The request:
From the listing below, extract every line containing "initiative".
[START Material]
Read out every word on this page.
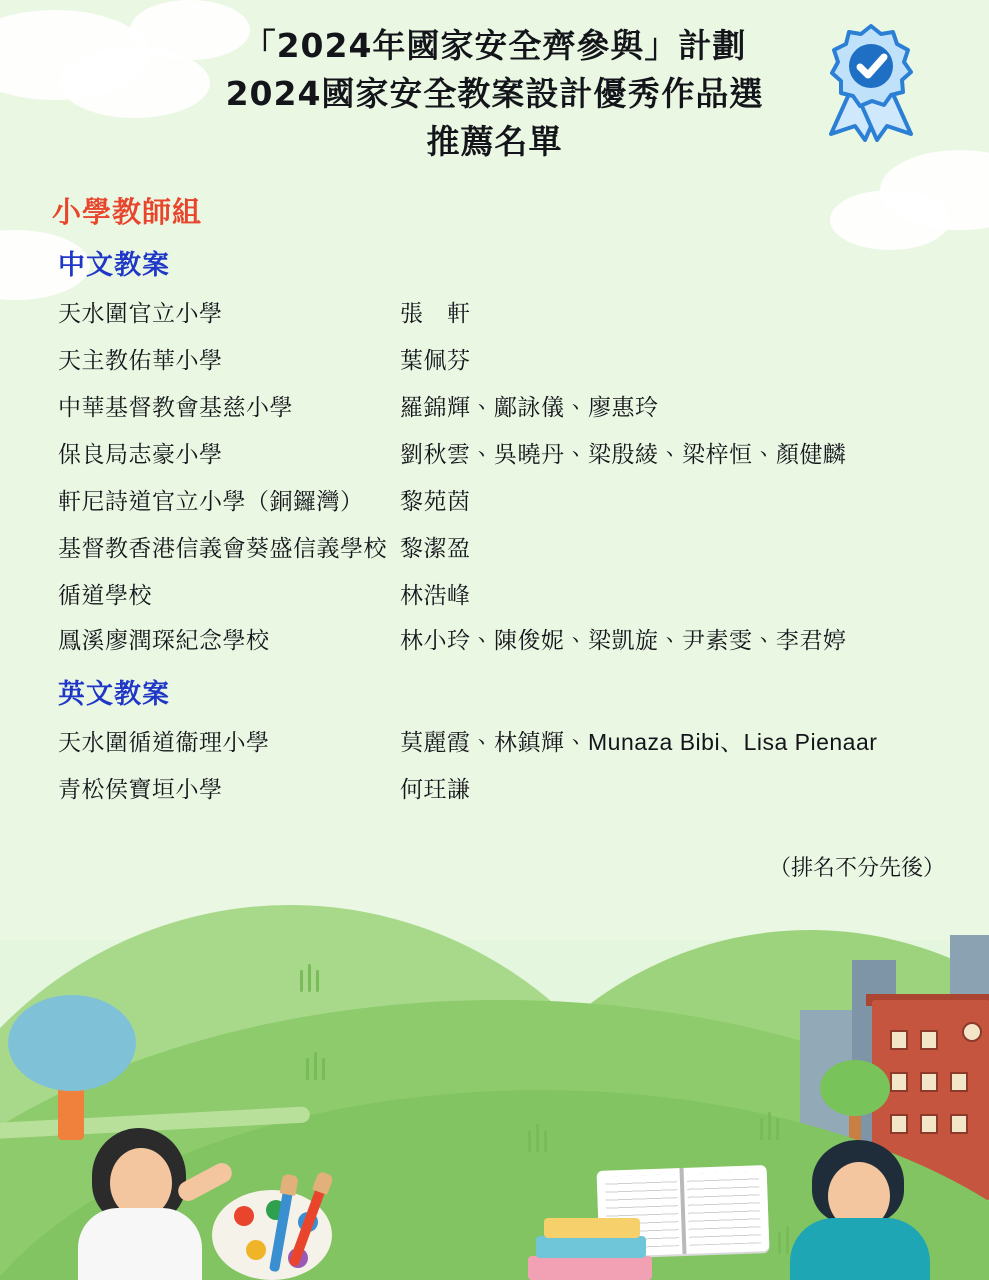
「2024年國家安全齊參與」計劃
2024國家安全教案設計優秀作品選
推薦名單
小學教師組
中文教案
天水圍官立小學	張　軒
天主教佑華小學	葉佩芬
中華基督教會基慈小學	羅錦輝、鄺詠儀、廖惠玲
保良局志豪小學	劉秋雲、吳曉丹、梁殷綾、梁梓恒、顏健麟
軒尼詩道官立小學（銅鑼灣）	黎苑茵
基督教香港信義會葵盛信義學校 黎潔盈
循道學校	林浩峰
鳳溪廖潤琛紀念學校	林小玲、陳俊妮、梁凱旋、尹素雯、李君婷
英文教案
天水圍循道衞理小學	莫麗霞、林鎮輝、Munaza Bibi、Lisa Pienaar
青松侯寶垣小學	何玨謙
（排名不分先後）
[END Material]
[START Material]
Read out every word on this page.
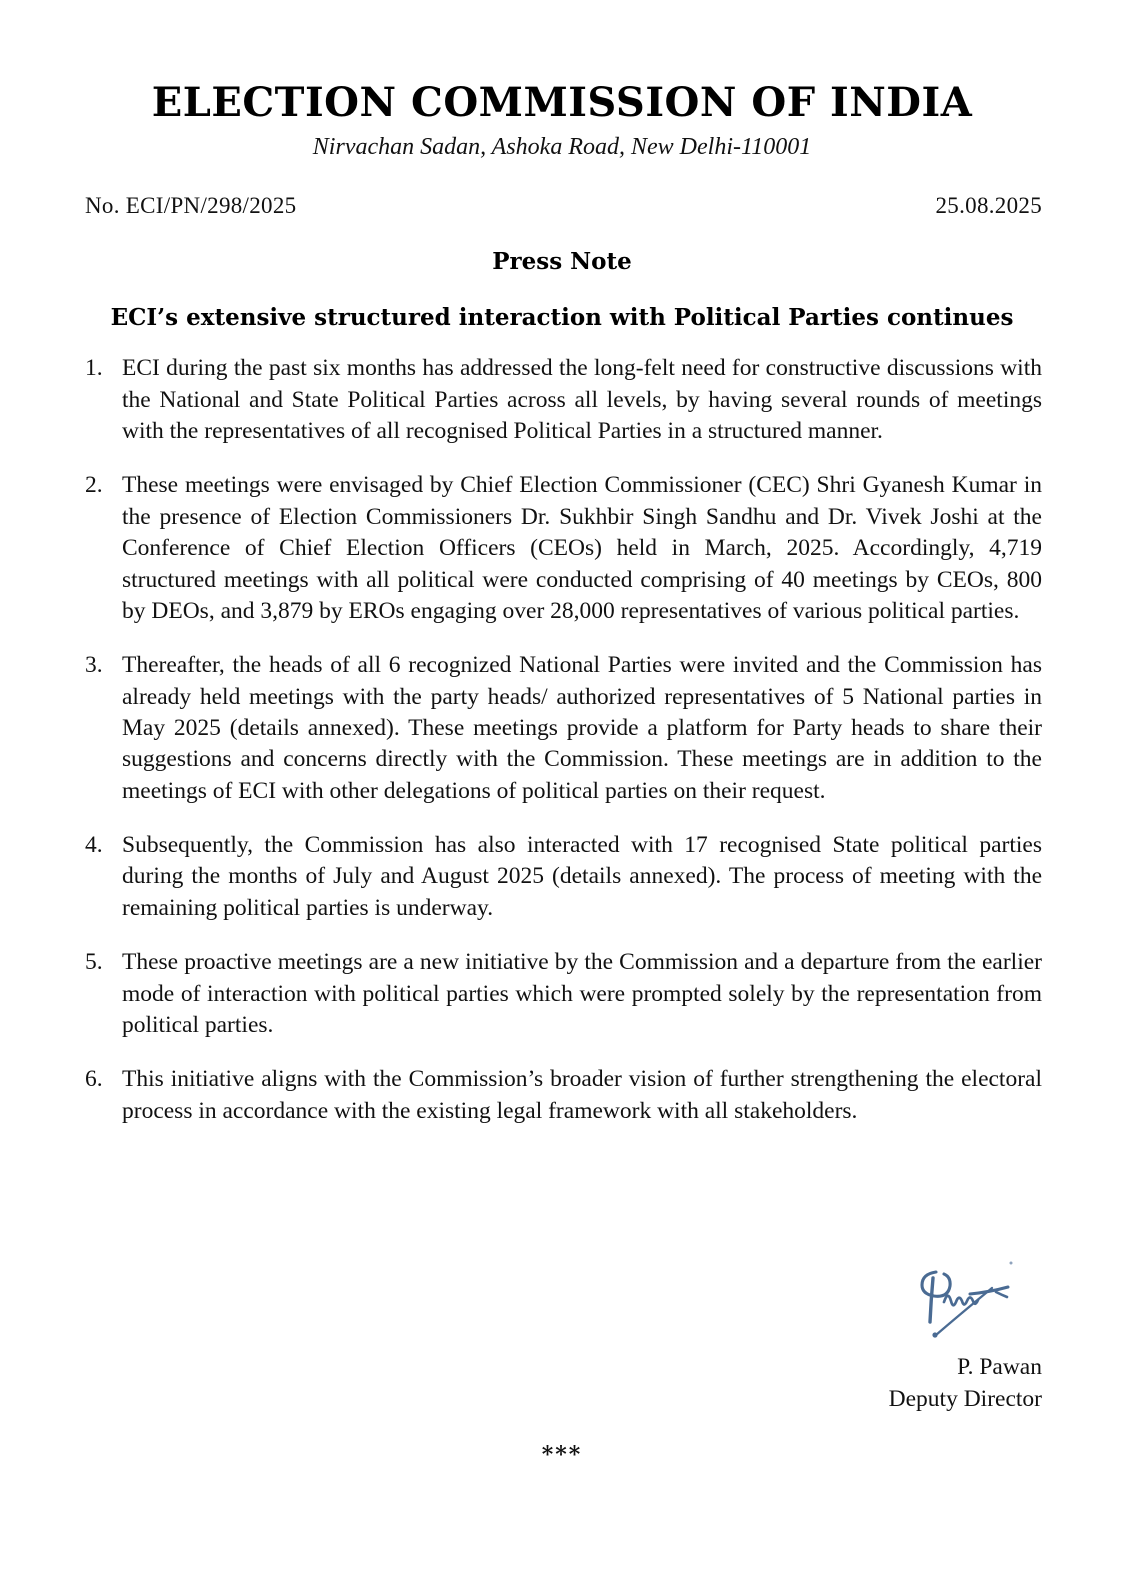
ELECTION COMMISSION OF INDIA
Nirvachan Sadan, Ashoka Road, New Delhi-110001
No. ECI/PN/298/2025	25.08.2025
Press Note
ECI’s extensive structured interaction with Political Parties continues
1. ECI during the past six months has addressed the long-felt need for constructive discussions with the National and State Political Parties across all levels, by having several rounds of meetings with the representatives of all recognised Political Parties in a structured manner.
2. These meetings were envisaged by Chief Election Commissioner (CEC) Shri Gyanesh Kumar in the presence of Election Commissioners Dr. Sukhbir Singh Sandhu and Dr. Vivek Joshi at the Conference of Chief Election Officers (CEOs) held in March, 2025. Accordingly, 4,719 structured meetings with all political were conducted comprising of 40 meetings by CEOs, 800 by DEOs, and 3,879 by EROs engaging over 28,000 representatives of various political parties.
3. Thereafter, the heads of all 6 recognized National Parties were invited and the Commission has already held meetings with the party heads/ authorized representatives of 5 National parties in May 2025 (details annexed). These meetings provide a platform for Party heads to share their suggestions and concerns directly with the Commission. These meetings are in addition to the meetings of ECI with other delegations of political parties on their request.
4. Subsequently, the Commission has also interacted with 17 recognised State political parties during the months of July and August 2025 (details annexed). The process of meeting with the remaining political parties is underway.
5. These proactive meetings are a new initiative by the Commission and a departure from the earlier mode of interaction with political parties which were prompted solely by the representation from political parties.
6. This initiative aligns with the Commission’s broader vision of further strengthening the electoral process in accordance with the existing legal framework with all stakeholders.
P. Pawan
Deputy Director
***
[END Material]
Response to the task:
5. These proactive meetings are a new initiative by the Commission and a departure from the earlier mode of interaction with political parties which were prompted solely by the representation from political parties.
6. This initiative aligns with the Commission’s broader vision of further strengthening the electoral process in accordance with the existing legal framework with all stakeholders.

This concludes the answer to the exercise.